>>>
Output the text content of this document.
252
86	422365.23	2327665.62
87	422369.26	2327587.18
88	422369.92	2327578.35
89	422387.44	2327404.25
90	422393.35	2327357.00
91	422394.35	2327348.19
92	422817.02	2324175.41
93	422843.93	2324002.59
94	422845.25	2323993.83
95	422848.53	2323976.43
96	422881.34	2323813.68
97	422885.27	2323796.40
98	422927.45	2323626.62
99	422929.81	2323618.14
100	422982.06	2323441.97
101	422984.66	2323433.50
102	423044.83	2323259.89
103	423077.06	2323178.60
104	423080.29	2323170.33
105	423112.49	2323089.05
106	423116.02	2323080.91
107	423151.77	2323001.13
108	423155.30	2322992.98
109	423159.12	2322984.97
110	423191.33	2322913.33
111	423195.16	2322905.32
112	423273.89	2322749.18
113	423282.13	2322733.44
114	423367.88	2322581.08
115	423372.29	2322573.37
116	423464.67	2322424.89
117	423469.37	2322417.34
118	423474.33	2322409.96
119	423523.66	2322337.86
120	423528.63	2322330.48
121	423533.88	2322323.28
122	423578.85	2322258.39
<<<
■ **Exercise objective**:
Write out the whole listing exactly.

■ **Reply**:
Output the text content of this document.
252
86	422365.23	2327665.62
87	422369.26	2327587.18
88	422369.92	2327578.35
89	422387.44	2327404.25
90	422393.35	2327357.00
91	422394.35	2327348.19
92	422817.02	2324175.41
93	422843.93	2324002.59
94	422845.25	2323993.83
95	422848.53	2323976.43
96	422881.34	2323813.68
97	422885.27	2323796.40
98	422927.45	2323626.62
99	422929.81	2323618.14
100	422982.06	2323441.97
101	422984.66	2323433.50
102	423044.83	2323259.89
103	423077.06	2323178.60
104	423080.29	2323170.33
105	423112.49	2323089.05
106	423116.02	2323080.91
107	423151.77	2323001.13
108	423155.30	2322992.98
109	423159.12	2322984.97
110	423191.33	2322913.33
111	423195.16	2322905.32
112	423273.89	2322749.18
113	423282.13	2322733.44
114	423367.88	2322581.08
115	423372.29	2322573.37
116	423464.67	2322424.89
117	423469.37	2322417.34
118	423474.33	2322409.96
119	423523.66	2322337.86
120	423528.63	2322330.48
121	423533.88	2322323.28
122	423578.85	2322258.39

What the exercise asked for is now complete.